(DIRECTIONS FOR THIS TASK):
Copy out each line below that has the word "main" in it.

(MATERIAL SUPPLIED):

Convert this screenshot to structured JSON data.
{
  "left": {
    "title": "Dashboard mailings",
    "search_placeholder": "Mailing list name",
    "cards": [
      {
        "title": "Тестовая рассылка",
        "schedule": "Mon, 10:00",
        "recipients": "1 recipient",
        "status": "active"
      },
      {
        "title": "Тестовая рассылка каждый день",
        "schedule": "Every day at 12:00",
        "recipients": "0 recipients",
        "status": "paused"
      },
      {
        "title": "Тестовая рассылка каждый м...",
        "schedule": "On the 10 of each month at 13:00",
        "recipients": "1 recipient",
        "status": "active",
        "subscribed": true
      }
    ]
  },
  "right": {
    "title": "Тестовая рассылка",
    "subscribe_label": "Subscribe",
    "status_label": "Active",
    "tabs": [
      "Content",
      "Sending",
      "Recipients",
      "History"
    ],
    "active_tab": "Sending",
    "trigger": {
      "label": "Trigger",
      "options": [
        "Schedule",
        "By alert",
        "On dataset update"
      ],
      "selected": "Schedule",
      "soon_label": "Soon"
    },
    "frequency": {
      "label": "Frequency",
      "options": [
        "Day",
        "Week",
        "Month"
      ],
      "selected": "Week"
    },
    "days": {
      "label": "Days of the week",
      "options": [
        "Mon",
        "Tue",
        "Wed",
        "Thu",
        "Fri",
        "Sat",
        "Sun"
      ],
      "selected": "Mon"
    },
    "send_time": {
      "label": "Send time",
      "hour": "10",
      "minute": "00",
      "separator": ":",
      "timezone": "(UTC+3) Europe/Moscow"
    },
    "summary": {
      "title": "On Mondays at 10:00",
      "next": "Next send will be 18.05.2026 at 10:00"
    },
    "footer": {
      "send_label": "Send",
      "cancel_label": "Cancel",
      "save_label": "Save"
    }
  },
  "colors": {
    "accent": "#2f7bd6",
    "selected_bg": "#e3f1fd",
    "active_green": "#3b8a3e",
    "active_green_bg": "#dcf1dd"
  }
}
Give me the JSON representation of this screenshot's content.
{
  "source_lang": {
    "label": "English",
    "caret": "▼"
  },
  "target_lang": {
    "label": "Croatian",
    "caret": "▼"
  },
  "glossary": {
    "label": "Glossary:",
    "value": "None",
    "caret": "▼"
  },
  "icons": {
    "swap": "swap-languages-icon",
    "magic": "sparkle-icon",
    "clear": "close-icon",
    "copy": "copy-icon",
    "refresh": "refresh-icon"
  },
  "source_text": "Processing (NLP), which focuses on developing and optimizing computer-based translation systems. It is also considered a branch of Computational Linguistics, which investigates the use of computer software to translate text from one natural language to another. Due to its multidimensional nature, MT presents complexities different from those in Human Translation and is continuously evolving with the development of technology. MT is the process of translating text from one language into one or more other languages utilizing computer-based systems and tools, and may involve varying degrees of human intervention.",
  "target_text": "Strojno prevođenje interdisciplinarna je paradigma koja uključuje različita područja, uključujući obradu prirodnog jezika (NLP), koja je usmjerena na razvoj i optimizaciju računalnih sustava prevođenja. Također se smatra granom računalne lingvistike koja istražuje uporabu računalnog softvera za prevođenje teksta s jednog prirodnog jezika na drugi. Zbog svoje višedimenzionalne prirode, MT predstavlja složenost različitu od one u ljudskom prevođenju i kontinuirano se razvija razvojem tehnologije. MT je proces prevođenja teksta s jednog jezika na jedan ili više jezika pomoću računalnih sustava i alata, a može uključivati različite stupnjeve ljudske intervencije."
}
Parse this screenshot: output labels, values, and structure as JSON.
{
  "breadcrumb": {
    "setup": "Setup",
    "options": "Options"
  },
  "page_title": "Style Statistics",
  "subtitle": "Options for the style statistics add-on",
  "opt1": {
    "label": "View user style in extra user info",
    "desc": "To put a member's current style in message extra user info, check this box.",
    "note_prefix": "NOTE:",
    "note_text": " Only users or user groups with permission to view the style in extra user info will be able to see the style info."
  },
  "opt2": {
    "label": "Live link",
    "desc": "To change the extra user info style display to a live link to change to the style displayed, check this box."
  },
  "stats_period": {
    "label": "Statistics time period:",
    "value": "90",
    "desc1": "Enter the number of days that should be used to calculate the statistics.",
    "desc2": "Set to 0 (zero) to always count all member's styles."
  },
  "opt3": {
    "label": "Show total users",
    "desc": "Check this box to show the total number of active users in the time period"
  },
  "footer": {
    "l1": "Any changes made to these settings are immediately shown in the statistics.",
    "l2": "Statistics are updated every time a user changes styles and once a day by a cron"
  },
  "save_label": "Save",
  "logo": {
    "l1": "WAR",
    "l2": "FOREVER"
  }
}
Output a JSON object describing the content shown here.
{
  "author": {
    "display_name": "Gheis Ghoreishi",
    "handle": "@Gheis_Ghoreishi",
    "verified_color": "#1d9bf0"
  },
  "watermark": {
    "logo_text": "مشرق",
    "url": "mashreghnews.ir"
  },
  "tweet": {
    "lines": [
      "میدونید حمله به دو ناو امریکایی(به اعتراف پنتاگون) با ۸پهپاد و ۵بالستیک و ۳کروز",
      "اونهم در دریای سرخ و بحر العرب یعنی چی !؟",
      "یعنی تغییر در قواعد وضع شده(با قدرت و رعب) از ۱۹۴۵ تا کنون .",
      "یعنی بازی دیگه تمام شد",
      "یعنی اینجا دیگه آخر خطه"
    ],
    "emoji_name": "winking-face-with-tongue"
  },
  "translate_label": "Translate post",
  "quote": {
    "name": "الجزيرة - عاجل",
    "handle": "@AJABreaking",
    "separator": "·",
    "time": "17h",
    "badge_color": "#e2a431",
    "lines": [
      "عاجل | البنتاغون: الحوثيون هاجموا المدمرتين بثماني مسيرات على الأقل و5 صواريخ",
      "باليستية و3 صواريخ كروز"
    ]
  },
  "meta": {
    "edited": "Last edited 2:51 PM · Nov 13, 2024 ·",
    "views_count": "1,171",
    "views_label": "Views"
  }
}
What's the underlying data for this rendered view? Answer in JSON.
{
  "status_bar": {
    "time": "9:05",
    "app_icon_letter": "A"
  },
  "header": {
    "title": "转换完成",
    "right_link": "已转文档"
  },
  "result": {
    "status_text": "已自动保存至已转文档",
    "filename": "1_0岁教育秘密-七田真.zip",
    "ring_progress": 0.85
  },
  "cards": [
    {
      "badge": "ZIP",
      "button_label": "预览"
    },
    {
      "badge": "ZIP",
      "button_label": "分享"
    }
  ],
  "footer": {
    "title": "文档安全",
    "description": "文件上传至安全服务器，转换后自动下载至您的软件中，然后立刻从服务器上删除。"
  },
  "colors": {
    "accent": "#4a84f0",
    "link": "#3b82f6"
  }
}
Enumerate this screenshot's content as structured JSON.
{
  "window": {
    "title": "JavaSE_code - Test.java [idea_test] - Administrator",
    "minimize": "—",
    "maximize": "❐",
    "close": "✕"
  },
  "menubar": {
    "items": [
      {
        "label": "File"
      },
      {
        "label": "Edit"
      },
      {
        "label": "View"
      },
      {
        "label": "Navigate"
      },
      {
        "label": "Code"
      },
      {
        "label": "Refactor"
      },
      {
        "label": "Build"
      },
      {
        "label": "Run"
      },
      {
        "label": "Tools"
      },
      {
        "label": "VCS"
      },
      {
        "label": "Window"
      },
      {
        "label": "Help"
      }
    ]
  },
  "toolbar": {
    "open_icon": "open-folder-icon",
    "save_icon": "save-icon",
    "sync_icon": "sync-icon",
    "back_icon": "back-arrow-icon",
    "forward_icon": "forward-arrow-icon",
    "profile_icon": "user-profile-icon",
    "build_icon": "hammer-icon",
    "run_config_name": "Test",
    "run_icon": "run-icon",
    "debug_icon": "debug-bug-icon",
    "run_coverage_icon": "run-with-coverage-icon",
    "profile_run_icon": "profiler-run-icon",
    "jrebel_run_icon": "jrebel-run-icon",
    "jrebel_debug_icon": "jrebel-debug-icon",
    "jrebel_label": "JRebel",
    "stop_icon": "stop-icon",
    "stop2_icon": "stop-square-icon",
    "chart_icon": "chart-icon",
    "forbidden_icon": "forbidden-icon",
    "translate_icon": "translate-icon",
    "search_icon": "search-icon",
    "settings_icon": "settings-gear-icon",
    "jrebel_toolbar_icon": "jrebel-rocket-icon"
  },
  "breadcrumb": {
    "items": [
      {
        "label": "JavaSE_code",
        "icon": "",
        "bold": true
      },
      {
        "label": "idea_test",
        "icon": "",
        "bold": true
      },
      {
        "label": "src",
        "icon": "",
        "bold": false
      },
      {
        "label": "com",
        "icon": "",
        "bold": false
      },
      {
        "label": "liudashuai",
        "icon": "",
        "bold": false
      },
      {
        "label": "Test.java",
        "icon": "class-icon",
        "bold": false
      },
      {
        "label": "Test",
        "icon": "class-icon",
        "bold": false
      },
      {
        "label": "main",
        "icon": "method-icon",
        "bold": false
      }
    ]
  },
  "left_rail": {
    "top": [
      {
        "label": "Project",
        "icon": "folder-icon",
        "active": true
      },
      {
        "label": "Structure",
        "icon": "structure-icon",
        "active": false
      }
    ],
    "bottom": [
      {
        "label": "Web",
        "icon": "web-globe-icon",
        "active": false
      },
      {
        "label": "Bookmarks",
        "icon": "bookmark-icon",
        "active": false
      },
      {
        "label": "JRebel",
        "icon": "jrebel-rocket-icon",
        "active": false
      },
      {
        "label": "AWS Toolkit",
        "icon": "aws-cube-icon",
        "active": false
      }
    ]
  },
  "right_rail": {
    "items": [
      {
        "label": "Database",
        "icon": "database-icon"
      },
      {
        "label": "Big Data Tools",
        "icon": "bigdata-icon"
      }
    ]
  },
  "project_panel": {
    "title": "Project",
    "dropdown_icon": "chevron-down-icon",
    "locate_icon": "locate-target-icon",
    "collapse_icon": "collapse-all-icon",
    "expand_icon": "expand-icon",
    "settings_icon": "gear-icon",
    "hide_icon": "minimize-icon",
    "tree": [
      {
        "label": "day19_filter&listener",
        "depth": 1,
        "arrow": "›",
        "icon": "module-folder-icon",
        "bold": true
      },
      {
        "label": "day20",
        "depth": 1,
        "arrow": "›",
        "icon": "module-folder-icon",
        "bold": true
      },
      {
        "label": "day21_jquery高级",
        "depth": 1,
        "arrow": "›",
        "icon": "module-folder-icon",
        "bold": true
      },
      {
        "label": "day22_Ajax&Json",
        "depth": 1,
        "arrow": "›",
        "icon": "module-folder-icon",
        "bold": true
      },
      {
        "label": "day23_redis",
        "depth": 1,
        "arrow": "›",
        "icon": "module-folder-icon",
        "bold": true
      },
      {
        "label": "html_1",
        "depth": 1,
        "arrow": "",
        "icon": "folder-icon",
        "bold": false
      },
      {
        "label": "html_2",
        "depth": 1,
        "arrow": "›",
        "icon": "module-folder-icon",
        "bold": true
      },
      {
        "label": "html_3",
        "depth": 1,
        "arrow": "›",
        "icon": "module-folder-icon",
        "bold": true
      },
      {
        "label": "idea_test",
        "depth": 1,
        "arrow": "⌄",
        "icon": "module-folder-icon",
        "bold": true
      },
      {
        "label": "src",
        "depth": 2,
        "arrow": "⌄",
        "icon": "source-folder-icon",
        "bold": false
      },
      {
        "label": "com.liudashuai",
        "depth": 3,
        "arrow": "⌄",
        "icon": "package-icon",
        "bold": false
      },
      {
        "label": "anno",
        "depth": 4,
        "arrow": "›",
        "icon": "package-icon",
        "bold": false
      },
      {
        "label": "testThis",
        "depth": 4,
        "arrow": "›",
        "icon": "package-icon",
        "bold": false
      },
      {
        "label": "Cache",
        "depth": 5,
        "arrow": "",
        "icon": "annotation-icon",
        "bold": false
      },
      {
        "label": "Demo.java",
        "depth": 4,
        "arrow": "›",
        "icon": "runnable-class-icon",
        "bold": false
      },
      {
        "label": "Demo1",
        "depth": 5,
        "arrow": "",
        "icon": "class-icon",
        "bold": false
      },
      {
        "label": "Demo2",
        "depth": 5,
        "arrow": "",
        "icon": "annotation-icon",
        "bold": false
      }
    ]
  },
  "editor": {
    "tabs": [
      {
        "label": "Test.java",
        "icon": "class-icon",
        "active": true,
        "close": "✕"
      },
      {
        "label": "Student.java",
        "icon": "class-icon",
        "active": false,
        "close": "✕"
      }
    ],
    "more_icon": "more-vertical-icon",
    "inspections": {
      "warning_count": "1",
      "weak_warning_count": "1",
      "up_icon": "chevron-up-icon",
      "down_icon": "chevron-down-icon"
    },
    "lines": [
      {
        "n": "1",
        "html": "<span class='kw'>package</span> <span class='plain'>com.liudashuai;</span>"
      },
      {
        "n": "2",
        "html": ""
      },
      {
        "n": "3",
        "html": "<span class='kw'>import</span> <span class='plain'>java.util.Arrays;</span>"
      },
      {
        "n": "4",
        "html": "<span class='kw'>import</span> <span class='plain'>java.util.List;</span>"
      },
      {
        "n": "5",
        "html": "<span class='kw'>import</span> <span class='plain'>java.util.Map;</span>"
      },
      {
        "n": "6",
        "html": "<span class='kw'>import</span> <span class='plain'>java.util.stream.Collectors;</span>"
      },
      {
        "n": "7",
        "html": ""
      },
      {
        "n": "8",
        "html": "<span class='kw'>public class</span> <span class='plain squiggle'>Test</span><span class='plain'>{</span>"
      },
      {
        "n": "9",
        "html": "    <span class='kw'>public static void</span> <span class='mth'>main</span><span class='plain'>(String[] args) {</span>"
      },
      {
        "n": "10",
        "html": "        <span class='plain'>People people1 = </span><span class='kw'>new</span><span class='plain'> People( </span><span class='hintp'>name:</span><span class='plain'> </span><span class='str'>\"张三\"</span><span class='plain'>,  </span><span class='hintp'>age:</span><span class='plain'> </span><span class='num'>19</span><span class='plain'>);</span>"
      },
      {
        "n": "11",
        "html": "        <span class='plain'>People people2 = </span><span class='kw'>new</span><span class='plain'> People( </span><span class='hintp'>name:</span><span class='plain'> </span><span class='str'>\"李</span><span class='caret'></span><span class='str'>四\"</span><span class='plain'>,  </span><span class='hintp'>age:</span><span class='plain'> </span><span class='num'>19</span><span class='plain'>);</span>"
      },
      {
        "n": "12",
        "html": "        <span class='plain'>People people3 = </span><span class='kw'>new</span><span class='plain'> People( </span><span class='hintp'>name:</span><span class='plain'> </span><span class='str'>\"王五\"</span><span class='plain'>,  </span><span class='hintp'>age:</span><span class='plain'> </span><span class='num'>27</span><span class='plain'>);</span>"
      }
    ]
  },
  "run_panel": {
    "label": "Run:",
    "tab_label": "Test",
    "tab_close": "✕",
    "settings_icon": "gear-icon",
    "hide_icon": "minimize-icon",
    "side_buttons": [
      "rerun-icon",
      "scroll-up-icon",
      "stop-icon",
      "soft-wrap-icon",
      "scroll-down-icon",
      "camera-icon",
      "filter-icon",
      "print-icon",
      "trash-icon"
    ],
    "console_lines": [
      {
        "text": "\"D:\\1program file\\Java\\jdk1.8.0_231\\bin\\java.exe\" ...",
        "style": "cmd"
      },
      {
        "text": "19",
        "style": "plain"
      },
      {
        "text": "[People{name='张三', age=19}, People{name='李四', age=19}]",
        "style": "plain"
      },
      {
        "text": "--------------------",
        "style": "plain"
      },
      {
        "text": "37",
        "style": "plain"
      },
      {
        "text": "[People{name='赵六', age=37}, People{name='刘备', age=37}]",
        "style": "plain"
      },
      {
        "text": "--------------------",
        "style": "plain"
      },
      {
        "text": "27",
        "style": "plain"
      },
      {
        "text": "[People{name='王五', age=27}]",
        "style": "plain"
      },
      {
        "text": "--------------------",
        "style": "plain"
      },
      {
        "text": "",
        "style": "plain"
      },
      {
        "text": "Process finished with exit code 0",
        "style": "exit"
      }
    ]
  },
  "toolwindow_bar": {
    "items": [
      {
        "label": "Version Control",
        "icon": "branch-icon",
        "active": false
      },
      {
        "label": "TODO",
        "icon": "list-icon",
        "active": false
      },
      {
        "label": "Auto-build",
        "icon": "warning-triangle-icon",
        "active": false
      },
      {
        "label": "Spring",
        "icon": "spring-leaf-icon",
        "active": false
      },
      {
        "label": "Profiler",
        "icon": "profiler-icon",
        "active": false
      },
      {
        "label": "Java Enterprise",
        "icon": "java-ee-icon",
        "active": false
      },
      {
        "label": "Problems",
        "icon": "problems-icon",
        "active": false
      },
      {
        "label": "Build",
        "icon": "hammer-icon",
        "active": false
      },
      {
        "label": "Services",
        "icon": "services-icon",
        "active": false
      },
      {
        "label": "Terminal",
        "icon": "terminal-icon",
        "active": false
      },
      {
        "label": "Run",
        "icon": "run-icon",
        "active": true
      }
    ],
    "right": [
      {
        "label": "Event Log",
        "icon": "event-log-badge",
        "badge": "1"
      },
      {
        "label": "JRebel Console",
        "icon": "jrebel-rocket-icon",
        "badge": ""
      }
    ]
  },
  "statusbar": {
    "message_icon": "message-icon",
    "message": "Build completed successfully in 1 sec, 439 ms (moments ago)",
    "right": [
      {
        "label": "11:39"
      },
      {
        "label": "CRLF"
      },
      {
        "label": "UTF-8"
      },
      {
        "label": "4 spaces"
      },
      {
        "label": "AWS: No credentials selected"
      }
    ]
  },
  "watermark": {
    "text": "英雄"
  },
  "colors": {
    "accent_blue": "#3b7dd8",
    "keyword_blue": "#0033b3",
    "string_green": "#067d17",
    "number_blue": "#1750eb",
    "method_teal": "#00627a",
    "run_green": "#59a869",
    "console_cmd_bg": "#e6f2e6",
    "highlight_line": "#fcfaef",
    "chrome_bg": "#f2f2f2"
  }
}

(EXPECTED ANSWER):
        "label": "main",
        "html": "    <span class='kw'>public static void</span> <span class='mth'>main</span><span class='plain'>(String[] args) {</span>"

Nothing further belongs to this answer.